SET TASK:
Look through the listing for the word "marker". Copy each line that has it.

-------- DATA SUPPLIED --------

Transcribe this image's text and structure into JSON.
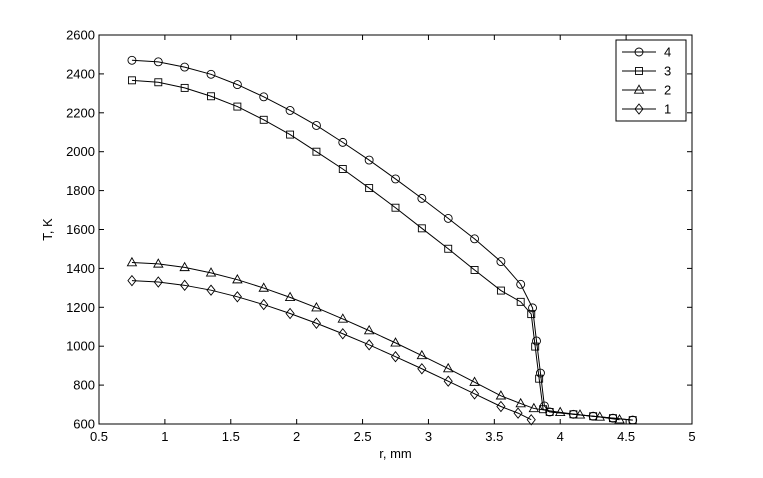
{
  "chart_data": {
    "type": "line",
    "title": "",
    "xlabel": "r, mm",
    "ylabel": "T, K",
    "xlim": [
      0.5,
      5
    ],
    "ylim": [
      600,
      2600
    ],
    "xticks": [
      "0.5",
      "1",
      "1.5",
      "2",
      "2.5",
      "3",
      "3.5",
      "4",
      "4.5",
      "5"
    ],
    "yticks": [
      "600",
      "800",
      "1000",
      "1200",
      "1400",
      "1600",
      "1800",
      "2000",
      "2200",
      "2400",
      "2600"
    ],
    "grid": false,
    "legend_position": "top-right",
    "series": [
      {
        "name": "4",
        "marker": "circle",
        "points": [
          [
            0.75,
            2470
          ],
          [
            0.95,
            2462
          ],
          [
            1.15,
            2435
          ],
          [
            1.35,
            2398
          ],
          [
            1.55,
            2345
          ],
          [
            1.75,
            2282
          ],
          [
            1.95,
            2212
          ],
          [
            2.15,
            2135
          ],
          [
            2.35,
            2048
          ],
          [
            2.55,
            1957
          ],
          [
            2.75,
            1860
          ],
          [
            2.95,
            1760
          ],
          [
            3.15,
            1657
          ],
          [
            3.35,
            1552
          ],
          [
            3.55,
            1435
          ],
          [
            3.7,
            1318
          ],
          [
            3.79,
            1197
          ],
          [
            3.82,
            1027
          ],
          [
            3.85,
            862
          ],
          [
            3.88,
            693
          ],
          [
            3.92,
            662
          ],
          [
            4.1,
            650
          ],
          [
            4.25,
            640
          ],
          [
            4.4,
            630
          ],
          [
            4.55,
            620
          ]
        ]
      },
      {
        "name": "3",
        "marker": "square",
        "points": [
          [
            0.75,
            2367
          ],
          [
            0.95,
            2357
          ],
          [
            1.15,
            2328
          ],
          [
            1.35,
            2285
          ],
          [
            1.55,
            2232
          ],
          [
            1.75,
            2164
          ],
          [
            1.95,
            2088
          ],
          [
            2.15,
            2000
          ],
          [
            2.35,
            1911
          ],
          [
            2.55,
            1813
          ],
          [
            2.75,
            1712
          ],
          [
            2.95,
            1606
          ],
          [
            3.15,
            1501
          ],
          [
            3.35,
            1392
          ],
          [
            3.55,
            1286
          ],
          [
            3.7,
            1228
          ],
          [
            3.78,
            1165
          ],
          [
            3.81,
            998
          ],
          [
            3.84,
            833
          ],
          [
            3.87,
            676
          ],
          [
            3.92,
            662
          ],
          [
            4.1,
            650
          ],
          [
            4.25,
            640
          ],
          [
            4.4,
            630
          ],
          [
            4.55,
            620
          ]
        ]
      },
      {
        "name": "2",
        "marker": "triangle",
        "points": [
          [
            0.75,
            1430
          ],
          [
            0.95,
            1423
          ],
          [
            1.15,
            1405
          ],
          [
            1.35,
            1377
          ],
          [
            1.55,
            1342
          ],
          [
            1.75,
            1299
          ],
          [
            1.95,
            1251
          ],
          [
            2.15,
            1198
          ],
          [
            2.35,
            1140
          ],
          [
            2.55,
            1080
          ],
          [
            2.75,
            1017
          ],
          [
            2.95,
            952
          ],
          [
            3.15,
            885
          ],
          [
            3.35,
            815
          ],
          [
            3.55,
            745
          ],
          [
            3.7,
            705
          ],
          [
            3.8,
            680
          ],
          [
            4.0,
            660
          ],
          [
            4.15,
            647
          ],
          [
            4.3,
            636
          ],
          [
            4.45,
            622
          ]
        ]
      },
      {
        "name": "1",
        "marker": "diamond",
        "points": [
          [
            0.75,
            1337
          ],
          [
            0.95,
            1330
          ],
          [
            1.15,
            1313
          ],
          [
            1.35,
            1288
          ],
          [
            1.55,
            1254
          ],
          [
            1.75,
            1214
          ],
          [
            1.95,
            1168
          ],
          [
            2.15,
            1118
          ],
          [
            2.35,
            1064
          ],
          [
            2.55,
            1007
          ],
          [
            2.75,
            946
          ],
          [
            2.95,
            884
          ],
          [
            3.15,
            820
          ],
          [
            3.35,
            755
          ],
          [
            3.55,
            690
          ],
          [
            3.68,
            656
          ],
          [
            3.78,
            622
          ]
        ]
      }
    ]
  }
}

--------

ANSWER:
        "marker": "circle",
        "marker": "square",
        "marker": "triangle",
        "marker": "diamond",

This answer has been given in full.